* _What is required_: Identify the lines holding "measurements" and copy them.

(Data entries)
****************

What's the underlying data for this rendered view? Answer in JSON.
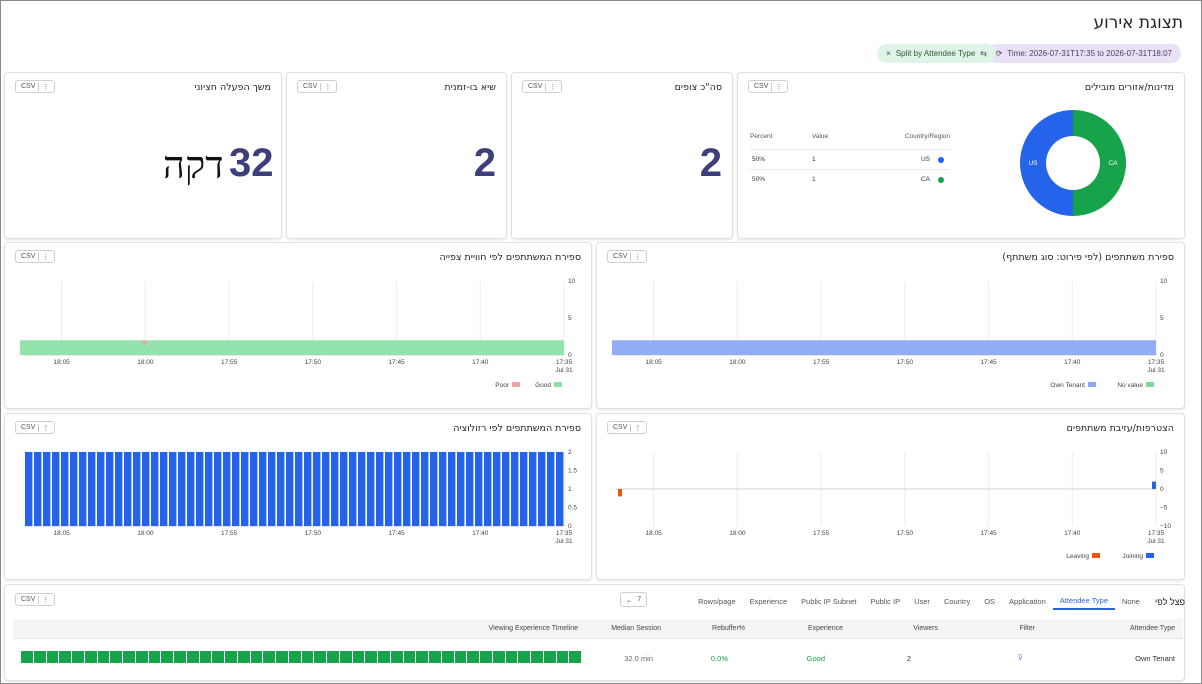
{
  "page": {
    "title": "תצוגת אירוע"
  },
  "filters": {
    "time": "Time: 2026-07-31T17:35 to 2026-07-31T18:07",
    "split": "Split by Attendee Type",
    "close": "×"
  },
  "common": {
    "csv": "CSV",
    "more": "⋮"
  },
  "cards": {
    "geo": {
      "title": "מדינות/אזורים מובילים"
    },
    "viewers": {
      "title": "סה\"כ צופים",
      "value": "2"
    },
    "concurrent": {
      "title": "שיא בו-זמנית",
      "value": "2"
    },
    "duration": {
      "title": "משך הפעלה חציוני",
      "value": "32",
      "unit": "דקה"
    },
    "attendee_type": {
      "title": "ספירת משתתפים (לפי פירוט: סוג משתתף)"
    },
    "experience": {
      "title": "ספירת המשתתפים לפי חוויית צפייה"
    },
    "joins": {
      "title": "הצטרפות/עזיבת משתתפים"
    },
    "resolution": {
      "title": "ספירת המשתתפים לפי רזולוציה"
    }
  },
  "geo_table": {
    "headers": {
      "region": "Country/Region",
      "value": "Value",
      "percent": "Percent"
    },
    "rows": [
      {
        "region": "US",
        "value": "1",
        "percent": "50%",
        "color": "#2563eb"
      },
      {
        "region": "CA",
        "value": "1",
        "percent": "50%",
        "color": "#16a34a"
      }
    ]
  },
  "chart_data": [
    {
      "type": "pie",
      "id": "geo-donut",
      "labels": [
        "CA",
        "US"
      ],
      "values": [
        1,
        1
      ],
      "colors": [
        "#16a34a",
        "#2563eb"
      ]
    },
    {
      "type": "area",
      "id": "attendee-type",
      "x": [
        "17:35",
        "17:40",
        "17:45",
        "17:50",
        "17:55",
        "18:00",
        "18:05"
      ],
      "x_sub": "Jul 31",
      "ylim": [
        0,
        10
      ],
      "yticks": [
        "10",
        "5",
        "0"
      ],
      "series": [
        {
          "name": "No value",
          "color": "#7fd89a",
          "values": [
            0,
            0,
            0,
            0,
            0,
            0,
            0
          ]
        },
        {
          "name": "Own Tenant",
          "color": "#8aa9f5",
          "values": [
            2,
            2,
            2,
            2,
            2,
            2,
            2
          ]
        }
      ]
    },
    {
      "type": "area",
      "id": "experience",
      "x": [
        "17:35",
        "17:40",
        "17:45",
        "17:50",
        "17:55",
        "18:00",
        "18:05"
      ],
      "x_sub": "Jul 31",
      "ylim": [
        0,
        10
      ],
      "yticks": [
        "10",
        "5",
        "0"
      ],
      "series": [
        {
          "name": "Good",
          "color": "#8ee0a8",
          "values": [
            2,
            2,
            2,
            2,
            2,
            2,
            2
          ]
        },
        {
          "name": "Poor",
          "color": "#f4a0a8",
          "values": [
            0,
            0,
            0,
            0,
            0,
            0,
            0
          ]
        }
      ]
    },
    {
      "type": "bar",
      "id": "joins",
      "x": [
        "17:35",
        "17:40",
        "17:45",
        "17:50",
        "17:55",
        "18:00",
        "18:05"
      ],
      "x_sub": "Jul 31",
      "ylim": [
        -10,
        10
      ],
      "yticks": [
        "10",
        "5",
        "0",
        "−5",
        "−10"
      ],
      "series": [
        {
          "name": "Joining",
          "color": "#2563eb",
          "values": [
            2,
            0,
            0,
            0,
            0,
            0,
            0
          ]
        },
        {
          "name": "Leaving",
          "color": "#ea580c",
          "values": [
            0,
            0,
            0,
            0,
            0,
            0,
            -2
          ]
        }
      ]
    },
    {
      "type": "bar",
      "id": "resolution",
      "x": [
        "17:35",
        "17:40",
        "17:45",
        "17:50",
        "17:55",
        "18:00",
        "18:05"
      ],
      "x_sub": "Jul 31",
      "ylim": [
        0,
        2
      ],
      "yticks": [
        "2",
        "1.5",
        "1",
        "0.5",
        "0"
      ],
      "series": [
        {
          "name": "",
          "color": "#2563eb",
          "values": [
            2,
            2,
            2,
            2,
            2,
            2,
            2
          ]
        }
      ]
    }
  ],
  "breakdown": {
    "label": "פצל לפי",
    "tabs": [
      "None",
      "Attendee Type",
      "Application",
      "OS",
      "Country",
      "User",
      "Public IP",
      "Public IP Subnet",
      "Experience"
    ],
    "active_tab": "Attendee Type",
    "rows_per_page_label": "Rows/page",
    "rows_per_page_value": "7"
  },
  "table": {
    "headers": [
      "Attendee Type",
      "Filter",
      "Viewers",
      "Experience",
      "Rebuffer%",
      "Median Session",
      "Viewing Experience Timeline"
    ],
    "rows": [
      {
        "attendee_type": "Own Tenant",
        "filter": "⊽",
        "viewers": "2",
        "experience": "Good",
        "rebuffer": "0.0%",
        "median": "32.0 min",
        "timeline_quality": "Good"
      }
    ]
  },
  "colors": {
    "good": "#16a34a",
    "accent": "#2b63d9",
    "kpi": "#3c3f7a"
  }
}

****************

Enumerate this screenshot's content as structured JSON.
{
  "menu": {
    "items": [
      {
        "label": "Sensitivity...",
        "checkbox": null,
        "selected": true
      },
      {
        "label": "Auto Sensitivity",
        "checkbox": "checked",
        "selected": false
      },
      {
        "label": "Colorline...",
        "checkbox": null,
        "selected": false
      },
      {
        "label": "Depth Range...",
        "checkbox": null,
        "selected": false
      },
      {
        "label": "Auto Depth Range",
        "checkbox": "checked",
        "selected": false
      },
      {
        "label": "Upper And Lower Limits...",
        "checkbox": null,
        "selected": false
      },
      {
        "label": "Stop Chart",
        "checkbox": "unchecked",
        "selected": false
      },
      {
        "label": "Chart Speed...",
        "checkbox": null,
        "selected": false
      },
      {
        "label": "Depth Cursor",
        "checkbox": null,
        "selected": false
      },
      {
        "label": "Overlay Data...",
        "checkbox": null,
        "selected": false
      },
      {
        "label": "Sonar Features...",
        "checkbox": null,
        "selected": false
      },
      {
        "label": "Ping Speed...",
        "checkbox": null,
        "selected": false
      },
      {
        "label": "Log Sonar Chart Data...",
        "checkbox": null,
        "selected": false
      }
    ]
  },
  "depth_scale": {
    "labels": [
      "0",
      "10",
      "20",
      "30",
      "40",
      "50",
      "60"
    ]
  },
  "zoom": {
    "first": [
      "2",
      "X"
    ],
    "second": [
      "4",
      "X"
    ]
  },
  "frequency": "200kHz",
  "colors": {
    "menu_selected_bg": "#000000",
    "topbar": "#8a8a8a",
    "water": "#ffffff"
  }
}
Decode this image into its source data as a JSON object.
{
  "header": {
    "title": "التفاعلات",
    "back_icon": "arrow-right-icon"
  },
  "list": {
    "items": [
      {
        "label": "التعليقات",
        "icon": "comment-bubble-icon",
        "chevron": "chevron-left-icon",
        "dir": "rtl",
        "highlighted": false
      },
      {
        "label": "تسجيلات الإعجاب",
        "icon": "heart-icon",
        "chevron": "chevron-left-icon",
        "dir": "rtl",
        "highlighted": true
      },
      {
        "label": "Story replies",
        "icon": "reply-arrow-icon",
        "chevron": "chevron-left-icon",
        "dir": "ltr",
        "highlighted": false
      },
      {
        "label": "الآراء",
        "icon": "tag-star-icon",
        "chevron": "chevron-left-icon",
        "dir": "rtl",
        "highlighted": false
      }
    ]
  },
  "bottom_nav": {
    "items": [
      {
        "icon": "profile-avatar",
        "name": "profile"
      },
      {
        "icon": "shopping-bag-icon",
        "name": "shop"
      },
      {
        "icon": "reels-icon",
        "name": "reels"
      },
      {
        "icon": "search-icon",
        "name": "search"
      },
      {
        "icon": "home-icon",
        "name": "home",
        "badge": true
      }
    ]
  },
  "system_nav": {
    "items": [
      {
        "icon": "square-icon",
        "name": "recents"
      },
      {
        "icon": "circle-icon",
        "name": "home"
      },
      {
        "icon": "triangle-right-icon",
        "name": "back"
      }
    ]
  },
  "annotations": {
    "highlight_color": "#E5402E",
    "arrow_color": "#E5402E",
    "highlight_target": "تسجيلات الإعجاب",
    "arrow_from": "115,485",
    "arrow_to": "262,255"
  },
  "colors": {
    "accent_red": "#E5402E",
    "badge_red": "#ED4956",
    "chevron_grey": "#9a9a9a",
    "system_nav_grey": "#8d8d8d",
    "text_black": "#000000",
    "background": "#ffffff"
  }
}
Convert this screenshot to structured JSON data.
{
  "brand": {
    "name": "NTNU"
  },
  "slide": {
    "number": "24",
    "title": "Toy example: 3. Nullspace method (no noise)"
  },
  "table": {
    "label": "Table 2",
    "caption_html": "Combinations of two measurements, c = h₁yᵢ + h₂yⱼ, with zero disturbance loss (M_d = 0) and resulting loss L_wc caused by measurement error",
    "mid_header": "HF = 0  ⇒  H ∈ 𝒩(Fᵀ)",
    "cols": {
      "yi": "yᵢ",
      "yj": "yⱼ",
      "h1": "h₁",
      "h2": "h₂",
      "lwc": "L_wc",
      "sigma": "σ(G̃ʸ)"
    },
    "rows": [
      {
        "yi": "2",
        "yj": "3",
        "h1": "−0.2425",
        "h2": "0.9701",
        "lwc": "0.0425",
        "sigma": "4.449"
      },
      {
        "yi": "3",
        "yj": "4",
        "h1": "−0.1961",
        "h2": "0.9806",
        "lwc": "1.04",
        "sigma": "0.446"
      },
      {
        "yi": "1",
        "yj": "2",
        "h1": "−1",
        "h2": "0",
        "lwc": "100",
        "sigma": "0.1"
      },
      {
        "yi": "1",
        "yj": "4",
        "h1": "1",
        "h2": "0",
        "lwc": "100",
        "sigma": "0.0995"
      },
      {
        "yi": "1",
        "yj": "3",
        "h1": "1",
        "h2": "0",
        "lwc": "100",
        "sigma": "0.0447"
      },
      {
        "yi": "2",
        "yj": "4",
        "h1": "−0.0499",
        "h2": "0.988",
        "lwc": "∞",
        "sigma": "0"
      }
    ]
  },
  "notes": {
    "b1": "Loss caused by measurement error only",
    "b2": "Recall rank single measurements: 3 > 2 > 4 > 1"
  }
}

****************

* _Reply_:
    "caption_html": "Combinations of two measurements, c = h₁yᵢ + h₂yⱼ, with zero disturbance loss (M_d = 0) and resulting loss L_wc caused by measurement error",
    "b2": "Recall rank single measurements: 3 > 2 > 4 > 1"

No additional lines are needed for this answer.